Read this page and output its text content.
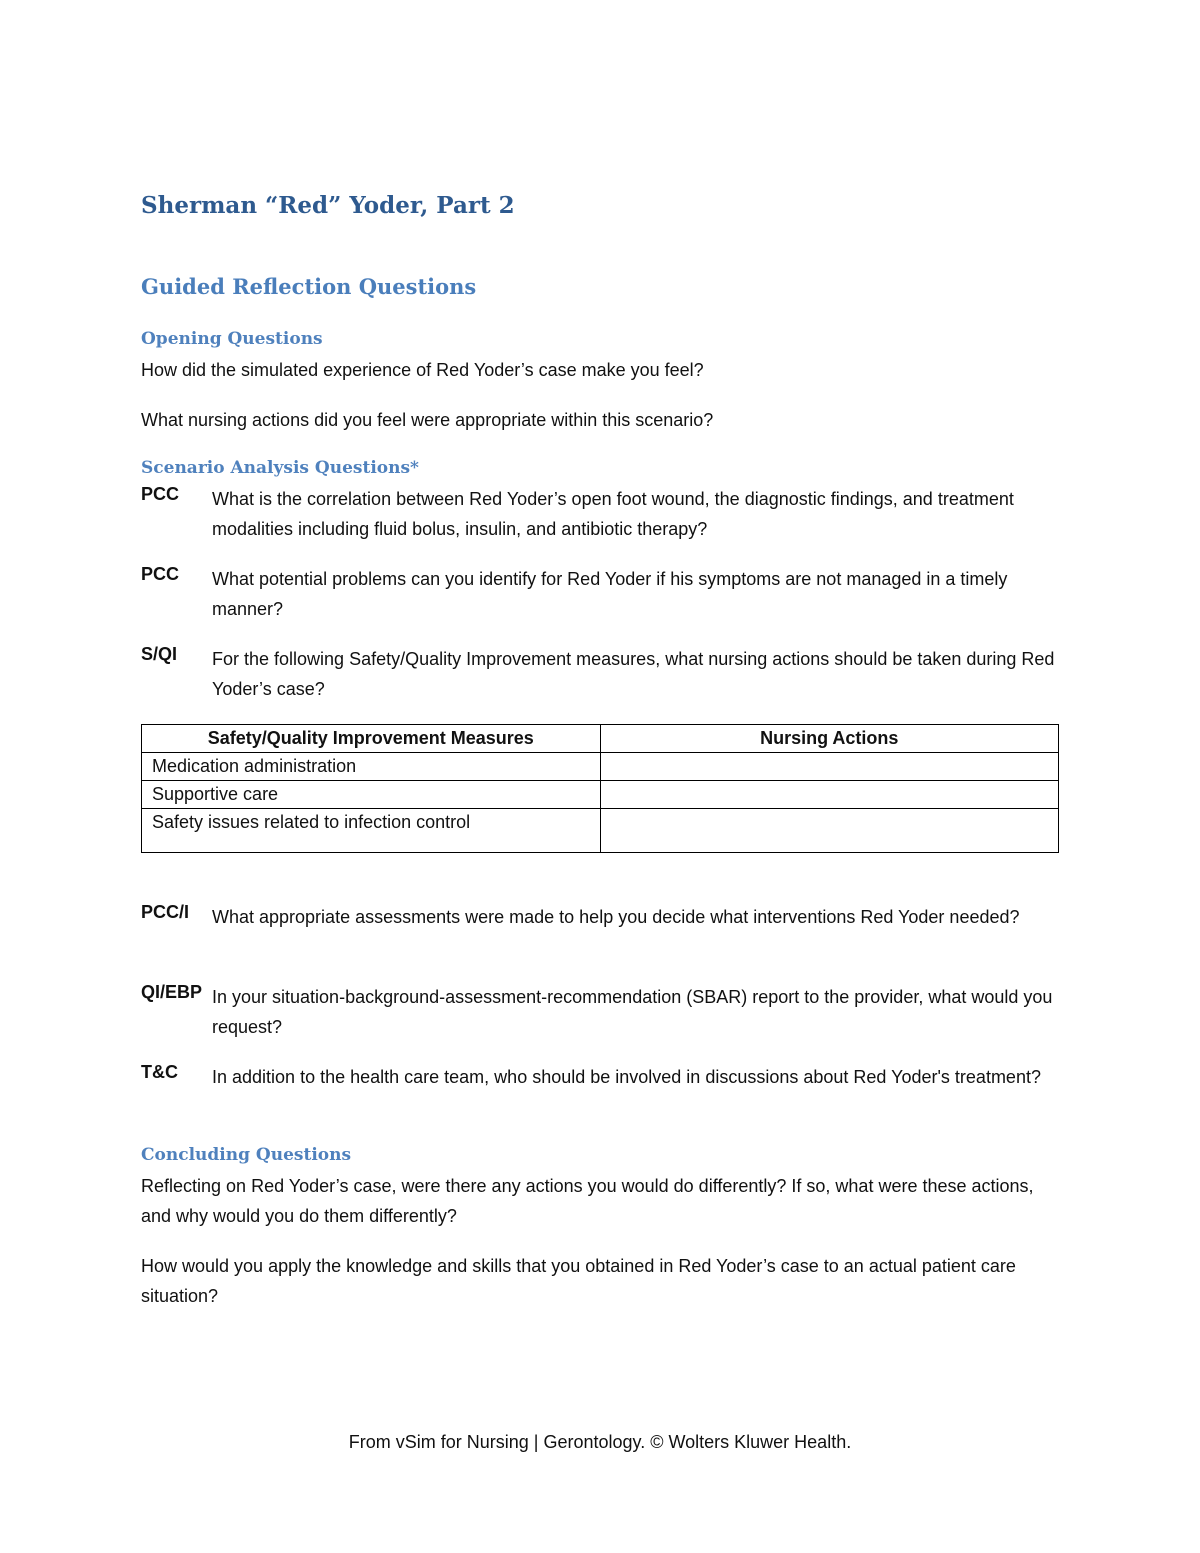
Sherman “Red” Yoder, Part 2
Guided Reflection Questions
Opening Questions

How did the simulated experience of Red Yoder’s case make you feel?

What nursing actions did you feel were appropriate within this scenario?

Scenario Analysis Questions*
PCC What is the correlation between Red Yoder’s open foot wound, the diagnostic findings, and treatment modalities including fluid bolus, insulin, and antibiotic therapy?

PCC What potential problems can you identify for Red Yoder if his symptoms are not managed in a timely manner?

S/QI For the following Safety/Quality Improvement measures, what nursing actions should be taken during Red Yoder’s case?

Safety/Quality Improvement Measures	Nursing Actions
Medication administration	
Supportive care	
Safety issues related to infection control	
PCC/I What appropriate assessments were made to help you decide what interventions Red Yoder needed?

QI/EBP In your situation-background-assessment-recommendation (SBAR) report to the provider, what would you request?

T&C In addition to the health care team, who should be involved in discussions about Red Yoder's treatment?

Concluding Questions

Reflecting on Red Yoder’s case, were there any actions you would do differently? If so, what were these actions, and why would you do them differently?

How would you apply the knowledge and skills that you obtained in Red Yoder’s case to an actual patient care situation?

From vSim for Nursing | Gerontology. © Wolters Kluwer Health.
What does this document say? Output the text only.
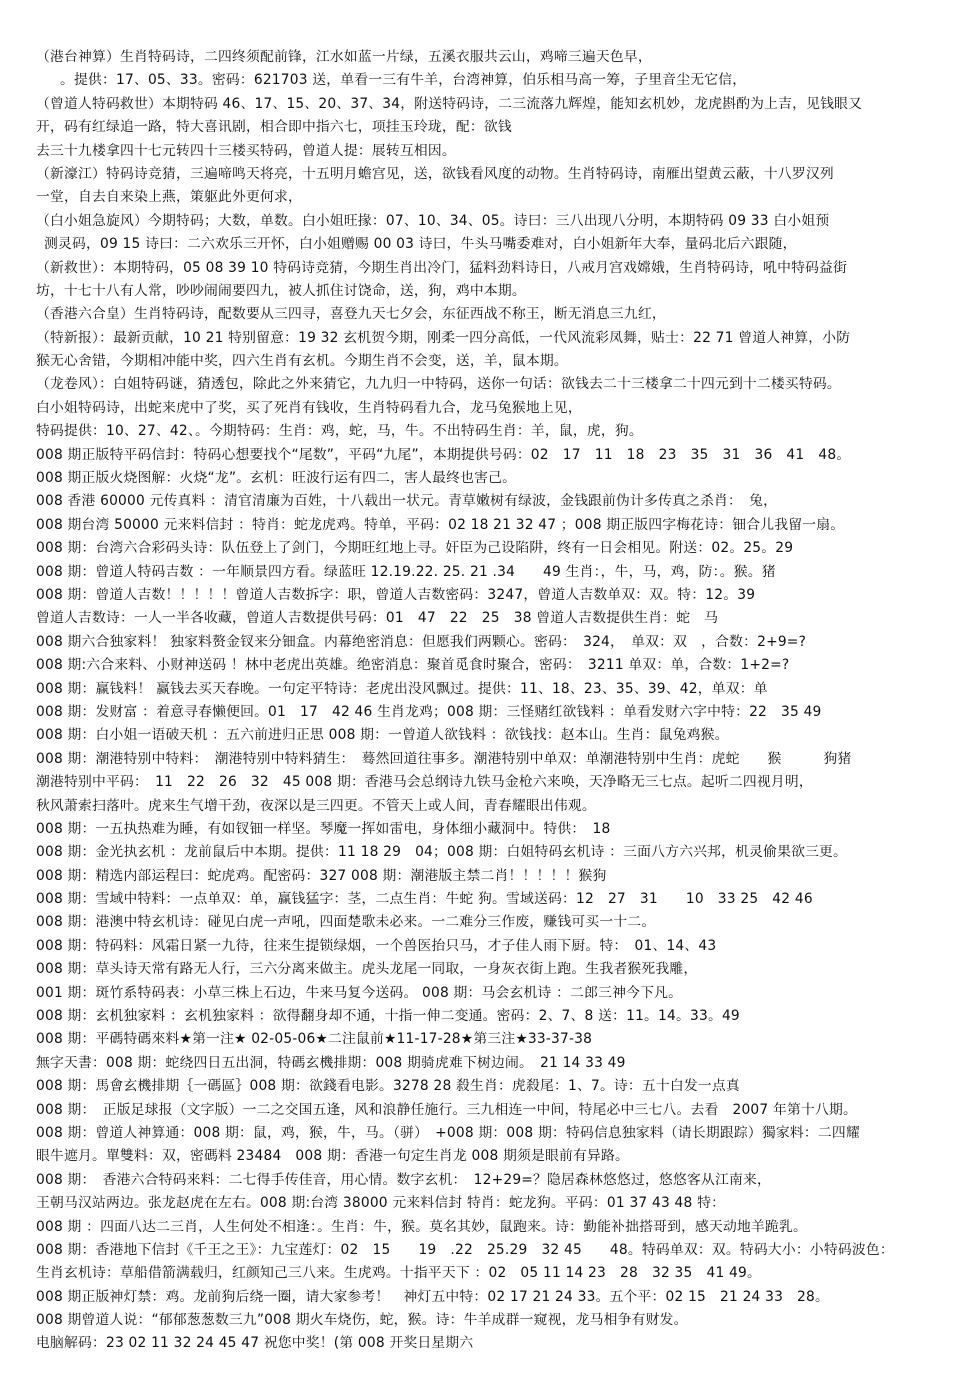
（港台神算）生肖特码诗，二四终须配前锋，江水如蓝一片绿，五溪衣服共云山，鸡啼三遍天色早，
。提供：17、05、33。密码：621703 送，单看一三有牛羊，台湾神算，伯乐相马高一筹，子里音尘无它信，
（曾道人特码救世）本期特码 46、17、15、20、37、34，附送特码诗，二三流落九辉煌，能知玄机妙，龙虎斟酌为上吉，见钱眼又
开，码有红绿追一路，特大喜讯剧，相合即中指六七，项挂玉玲珑，配：欲钱
去三十九楼拿四十七元转四十三楼买特码，曾道人提：展转互相因。
（新濠江）特码诗竞猜，三遍啼鸣天将亮，十五明月蟾宫见，送，欲钱看风度的动物。生肖特码诗，南雁出望黄云蔽，十八罗汉列
一堂，自去自来染上燕，策躯此外更何求，
（白小姐急旋风）今期特码；大数，单数。白小姐旺掾：07、10、34、05。诗曰：三八出现八分明，本期特码 09 33 白小姐预
测灵码，09 15 诗曰：二六欢乐三开怀，白小姐赠赐 00 03 诗曰，牛头马嘴委难对，白小姐新年大奉，量码北后六跟随，
（新救世）：本期特码，05 08 39 10 特码诗竞猜，今期生肖出冷门，猛料劲料诗日，八戒月宫戏嫦娥，生肖特码诗，吼中特码益街
坊，十七十八有人常，吵吵闹闹要四九，被人抓住讨饶命，送，狗，鸡中本期。
（香港六合皇）生肖特码诗，配数要从三四寻，喜登九天七夕会，东征西战不称王，断无消息三九红，
（特新报）：最新贡献，10 21 特别留意：19 32 玄机贺今期，刚柔一四分高低，一代风流彩凤舞，贴士：22 71 曾道人神算，小防
猴无心舍错，今期相冲能中奖，四六生肖有玄机。今期生肖不会变，送，羊，鼠本期。
（龙卷风）：白姐特码谜，猜透包，除此之外来猜它，九九归一中特码，送你一句话：欲钱去二十三楼拿二十四元到十二楼买特码。
白小姐特码诗，出蛇来虎中了奖，买了死肖有钱收，生肖特码看九合，龙马兔猴地上见，
特码提供：10、27、42、。今期特码：生肖：鸡，蛇，马，牛。不出特码生肖：羊，鼠，虎，狗。
008 期正版特平码信封：特码心想要找个“尾数”，平码“九尾”，本期提供号码：02　17　11　18　23　35　31　36　41　48。
008 期正版火烧图解：火烧“龙”。玄机：旺波行运有四二，害人最终也害己。
008 香港 60000 元传真料 ：清官清廉为百姓，十八载出一状元。青草嫩树有绿波，金钱跟前伪计多传真之杀肖：　兔，
008 期台湾 50000 元来料信封 ：特肖：蛇龙虎鸡。特单，平码：02 18 21 32 47 ；008 期正版四字梅花诗：钿合儿我留一扇。
008 期：台湾六合彩码头诗：队伍登上了剑门，今期旺红地上寻。奸臣为己设陷阱，终有一日会相见。附送：02。25。29
008 期：曾道人特码吉数 ：一年顺景四方看。绿蓝旺 12.19.22. 25. 21 .34　　49 生肖：，牛，马，鸡，防：。猴。猪
008 期：曾道人吉数！！！！！曾道人吉数拆字：职，曾道人吉数密码：3247，曾道人吉数单双：双。特：12。39
曾道人吉数诗：一人一半各收藏，曾道人吉数提供号码：01　47　22　25　38 曾道人吉数提供生肖：蛇　马
008 期六合独家料！ 独家料赘金钗来分钿盒。内幕绝密消息：但愿我们两颗心。密码：　324，　单双：双　，合数：2+9=?
008 期:六合来料、小财神送码 ！林中老虎出英雄。绝密消息：聚首觅食时聚合，密码：　3211 单双：单，合数：1+2=?
008 期：赢钱料！ 赢钱去买天春晚。一句定平特诗：老虎出没风飘过。提供：11、18、23、35、39、42，单双：单
008 期：发财富 ：着意寻春懒便回。01　17　42 46 生肖龙鸡；008 期：三怪赌红欲钱料 ：单看发财六字中特：22　35 49
008 期：白小姐一语破天机 ：五六前进归正思 008 期：一曾道人欲钱料 ：欲钱找：赵本山。生肖：鼠兔鸡猴。
008 期：潮港特别中特料：　潮港特别中特料猜生：　蓦然回道往事多。潮港特别中单双：单潮港特别中生肖：虎蛇　　猴　　　狗猪
潮港特别中平码：　11　22　26　32　45 008 期：香港马会总纲诗九铁马金枪六来唤，天净略无三七点。起听二四视月明，
秋风萧索扫落叶。虎来生气增干劲，夜深以是三四更。不管天上或人间，青春耀眼出伟观。
008 期：一五执热难为睡，有如钗钿一样坚。琴魔一挥如雷电，身体细小藏洞中。特供：　18
008 期：金光执玄机 ：龙前鼠后中本期。提供：11 18 29　04；008 期：白姐特码玄机诗 ：三面八方六兴邦，机灵偷果欲三更。
008 期：精选内部运程曰：蛇虎鸡。配密码：327 008 期：潮港版主禁二肖！！！！！猴狗
008 期：雪域中特料：一点单双：单，赢钱猛字：茎，二点生肖：牛蛇 狗。雪域送码：12　27　31　　10　33 25　42 46
008 期：港澳中特玄机诗：碰见白虎一声吼，四面楚歌未必来。一二难分三作废，赚钱可买一十二。
008 期：特码料：风霜日紧一九待，往来生提锁绿烟，一个兽医抬只马，才子佳人雨下厨。特：　01、14、43
008 期：草头诗天常有路无人行，三六分离来做主。虎头龙尾一同取，一身灰衣街上跑。生我者猴死我雕，
001 期：斑竹系特码表：小草三株上石边，牛来马复今送码。 008 期：马会玄机诗 ：二郎三神今下凡。
008 期：玄机独家料 ：玄机独家料 ：欲得翻身却不通，十指一伸二变通。密码：2、7、8 送：11。14。33。49
008 期：平碼特碼來料★第一注★ 02-05-06★二注鼠前★11-17-28★第三注★33-37-38
無字天書：008 期：蛇绕四日五出洞，特碼玄機排期：008 期骑虎难下树边闹。　21 14 33 49
008 期：馬會玄機排期｛一碼區｝008 期：欲錢看电影。3278 28 殺生肖：虎殺尾：1、7。诗：五十白发一点真
008 期：　正版足球报（文字版）一二之交国五逢，风和浪静任施行。三九相连一中间，特尾必中三七八。去看　2007 年第十八期。
008 期：曾道人神算通：008 期：鼠，鸡，猴，牛，马。（骈）　+008 期：008 期：特码信息独家料（请长期跟踪）獨家料：二四耀
眼牛遮月。單雙料：双，密碼料 23484　008 期：香港一句定生肖龙 008 期须是眼前有异路。
008 期：　香港六合特码来料：二七得手传佳音，用心情。数字玄机：　12+29=？隐居森林悠悠过，悠悠客从江南来，
王朝马汉站两边。张龙赵虎在左右。008 期:台湾 38000 元来料信封 特肖：蛇龙狗。平码：01 37 43 48 特：
008 期 ：四面八达二三肖，人生何处不相逢：。生肖：牛，猴。莫名其妙，鼠跑来。诗：勤能补拙搭哥到，感天动地羊跪乳。
008 期：香港地下信封《千王之王》：九宝莲灯：02　15　　19　.22　25.29　32 45　　48。特码单双：双。特码大小：小特码波色：
生肖玄机诗：草船借箭满载归，红颜知己三八来。生虎鸡。十指平天下 ：02　05 11 14 23　28　32 35　41 49。
008 期正版神灯禁：鸡。龙前狗后绕一圈，请大家参考！　神灯五中特：02 17 21 24 33。五个平：02 15　21 24 33　28。
008 期曾道人说：“郁郁葱葱数三九”008 期火车烧伤，蛇，猴。诗：牛羊成群一窥视，龙马相争有财发。
电脑解码：23 02 11 32 24 45 47 祝您中奖！(第 008 开奖日星期六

What the task asks: Go through the data above and find the lines with the word "生肖特码诗". Copy each of those lines.

Full answer:
（港台神算）生肖特码诗，二四终须配前锋，江水如蓝一片绿，五溪衣服共云山，鸡啼三遍天色早，
（新濠江）特码诗竞猜，三遍啼鸣天将亮，十五明月蟾宫见，送，欲钱看风度的动物。生肖特码诗，南雁出望黄云蔽，十八罗汉列
（新救世）：本期特码，05 08 39 10 特码诗竞猜，今期生肖出冷门，猛料劲料诗日，八戒月宫戏嫦娥，生肖特码诗，吼中特码益街
（香港六合皇）生肖特码诗，配数要从三四寻，喜登九天七夕会，东征西战不称王，断无消息三九红，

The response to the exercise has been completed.